Excerpt from a dataset
--*--

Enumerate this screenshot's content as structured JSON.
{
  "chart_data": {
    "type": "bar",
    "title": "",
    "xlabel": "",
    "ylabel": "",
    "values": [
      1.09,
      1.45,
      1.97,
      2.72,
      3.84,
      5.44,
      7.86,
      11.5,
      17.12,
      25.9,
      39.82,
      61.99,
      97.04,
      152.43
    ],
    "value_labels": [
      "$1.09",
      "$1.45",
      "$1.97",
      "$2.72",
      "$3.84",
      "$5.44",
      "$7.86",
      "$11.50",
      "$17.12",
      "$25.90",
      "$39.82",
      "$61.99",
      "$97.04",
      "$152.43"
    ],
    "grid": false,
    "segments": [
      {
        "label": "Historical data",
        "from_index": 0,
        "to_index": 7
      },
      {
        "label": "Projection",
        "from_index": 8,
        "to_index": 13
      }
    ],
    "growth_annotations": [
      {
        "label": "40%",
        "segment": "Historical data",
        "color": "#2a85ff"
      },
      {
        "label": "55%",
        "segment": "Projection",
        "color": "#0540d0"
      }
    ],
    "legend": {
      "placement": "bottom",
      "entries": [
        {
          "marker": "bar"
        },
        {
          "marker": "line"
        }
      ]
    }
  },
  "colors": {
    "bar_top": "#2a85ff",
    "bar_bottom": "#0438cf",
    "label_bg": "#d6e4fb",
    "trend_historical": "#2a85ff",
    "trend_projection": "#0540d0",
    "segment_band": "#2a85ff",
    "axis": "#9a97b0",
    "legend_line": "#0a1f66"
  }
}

--*--

» **EXERCISE GOAL**:
Retype all of the entries precisely as they are.

» **ANSWER TO THE TASK**:
Enumerate this screenshot's content as structured JSON.
{
  "chart_data": {
    "type": "bar",
    "title": "",
    "xlabel": "",
    "ylabel": "",
    "values": [
      1.09,
      1.45,
      1.97,
      2.72,
      3.84,
      5.44,
      7.86,
      11.5,
      17.12,
      25.9,
      39.82,
      61.99,
      97.04,
      152.43
    ],
    "value_labels": [
      "$1.09",
      "$1.45",
      "$1.97",
      "$2.72",
      "$3.84",
      "$5.44",
      "$7.86",
      "$11.50",
      "$17.12",
      "$25.90",
      "$39.82",
      "$61.99",
      "$97.04",
      "$152.43"
    ],
    "grid": false,
    "segments": [
      {
        "label": "Historical data",
        "from_index": 0,
        "to_index": 7
      },
      {
        "label": "Projection",
        "from_index": 8,
        "to_index": 13
      }
    ],
    "growth_annotations": [
      {
        "label": "40%",
        "segment": "Historical data",
        "color": "#2a85ff"
      },
      {
        "label": "55%",
        "segment": "Projection",
        "color": "#0540d0"
      }
    ],
    "legend": {
      "placement": "bottom",
      "entries": [
        {
          "marker": "bar"
        },
        {
          "marker": "line"
        }
      ]
    }
  },
  "colors": {
    "bar_top": "#2a85ff",
    "bar_bottom": "#0438cf",
    "label_bg": "#d6e4fb",
    "trend_historical": "#2a85ff",
    "trend_projection": "#0540d0",
    "segment_band": "#2a85ff",
    "axis": "#9a97b0",
    "legend_line": "#0a1f66"
  }
}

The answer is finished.